EXERCISE OBJECTIVE: Collect all lines containing the word "Grado" from the data.

RECORDED DATA:
#####

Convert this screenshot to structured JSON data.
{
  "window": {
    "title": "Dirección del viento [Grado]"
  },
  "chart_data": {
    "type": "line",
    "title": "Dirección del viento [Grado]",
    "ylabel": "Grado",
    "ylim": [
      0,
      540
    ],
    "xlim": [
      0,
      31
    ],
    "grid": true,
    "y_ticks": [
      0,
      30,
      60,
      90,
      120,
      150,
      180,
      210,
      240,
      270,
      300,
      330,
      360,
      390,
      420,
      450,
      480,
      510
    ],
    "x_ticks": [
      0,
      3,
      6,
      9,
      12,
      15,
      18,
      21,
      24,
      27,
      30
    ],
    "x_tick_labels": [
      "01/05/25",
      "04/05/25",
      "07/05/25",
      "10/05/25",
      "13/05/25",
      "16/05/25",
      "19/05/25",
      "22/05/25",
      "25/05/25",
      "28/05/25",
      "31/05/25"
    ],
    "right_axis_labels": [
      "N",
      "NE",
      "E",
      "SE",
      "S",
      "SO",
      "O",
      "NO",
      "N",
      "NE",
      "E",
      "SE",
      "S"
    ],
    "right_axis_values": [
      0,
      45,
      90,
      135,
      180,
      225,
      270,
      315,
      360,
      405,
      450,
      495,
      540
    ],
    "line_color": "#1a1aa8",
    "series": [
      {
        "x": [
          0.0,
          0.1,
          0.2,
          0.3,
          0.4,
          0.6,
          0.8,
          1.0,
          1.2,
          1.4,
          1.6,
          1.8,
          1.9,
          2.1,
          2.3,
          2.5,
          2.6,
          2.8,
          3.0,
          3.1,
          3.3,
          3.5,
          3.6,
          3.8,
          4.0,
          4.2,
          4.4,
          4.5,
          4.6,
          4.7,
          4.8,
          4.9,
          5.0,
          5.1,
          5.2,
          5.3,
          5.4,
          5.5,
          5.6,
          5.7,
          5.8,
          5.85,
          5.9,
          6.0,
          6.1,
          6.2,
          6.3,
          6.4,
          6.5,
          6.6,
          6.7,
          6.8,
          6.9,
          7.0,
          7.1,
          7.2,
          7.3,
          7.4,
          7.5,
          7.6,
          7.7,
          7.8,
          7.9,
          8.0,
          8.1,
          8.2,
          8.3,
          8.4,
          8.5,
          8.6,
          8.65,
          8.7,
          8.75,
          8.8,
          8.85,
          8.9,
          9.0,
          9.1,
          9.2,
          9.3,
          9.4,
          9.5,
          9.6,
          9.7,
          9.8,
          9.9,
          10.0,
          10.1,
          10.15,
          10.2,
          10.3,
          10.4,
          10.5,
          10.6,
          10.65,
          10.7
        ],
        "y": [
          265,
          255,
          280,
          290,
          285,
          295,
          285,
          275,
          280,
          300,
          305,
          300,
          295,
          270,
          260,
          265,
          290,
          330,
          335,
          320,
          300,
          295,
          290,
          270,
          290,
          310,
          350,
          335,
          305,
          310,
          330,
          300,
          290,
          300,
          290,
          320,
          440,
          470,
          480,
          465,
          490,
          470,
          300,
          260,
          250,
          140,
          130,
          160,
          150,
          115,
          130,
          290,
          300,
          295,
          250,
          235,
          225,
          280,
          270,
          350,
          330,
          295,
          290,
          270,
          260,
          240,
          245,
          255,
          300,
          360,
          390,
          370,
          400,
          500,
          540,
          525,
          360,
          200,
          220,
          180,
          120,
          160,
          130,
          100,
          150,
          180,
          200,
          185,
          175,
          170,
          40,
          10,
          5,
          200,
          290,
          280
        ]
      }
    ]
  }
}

#####

SOLUTION TO THE PROBLEM:
    "title": "Dirección del viento [Grado]"
    "title": "Dirección del viento [Grado]",
    "ylabel": "Grado",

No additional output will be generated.